### EXTRACTED MATERIAL
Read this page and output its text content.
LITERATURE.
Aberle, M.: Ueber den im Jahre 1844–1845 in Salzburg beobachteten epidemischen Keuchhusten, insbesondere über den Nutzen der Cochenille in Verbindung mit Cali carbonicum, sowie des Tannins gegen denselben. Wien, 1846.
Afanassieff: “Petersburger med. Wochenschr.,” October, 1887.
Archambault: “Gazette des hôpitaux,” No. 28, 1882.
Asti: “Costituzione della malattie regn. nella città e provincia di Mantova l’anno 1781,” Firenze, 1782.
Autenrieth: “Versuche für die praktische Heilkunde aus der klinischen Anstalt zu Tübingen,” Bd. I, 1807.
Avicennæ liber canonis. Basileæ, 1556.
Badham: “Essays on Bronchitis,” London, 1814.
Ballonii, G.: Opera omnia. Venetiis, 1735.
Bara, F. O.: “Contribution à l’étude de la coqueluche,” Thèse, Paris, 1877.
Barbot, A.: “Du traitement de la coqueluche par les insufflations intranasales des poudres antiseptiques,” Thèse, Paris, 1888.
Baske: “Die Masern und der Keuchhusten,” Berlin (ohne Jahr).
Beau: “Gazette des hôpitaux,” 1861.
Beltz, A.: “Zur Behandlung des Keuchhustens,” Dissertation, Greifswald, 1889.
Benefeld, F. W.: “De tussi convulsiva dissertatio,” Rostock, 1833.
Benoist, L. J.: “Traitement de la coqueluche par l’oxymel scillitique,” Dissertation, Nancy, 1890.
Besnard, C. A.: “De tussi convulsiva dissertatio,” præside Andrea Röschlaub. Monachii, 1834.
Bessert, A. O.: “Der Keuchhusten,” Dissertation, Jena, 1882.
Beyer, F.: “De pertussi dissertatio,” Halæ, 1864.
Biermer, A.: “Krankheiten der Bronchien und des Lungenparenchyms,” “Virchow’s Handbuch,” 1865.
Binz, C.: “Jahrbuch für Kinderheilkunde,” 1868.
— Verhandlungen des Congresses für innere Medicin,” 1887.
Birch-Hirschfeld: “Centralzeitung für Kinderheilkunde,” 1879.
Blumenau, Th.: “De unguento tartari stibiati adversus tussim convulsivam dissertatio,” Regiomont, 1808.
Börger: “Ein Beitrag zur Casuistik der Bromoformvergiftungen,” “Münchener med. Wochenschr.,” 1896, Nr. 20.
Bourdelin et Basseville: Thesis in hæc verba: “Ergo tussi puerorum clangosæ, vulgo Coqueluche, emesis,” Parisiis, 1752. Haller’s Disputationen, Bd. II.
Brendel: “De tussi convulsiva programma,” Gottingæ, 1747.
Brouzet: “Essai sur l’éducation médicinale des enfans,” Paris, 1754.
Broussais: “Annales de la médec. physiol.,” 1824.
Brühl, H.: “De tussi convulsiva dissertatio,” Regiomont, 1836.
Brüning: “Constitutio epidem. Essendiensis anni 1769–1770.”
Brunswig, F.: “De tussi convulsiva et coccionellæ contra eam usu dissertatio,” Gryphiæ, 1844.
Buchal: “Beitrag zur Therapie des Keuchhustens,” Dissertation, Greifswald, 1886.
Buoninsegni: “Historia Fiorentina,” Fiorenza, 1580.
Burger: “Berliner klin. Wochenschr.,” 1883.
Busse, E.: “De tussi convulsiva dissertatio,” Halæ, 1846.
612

### GOAL OF THE EXERCISE
From the entries above, select each line containing the string "Keuchhustens".

### RESULT
Beltz, A.: “Zur Behandlung des Keuchhustens,” Dissertation, Greifswald, 1889.
Buchal: “Beitrag zur Therapie des Keuchhustens,” Dissertation, Greifswald, 1886.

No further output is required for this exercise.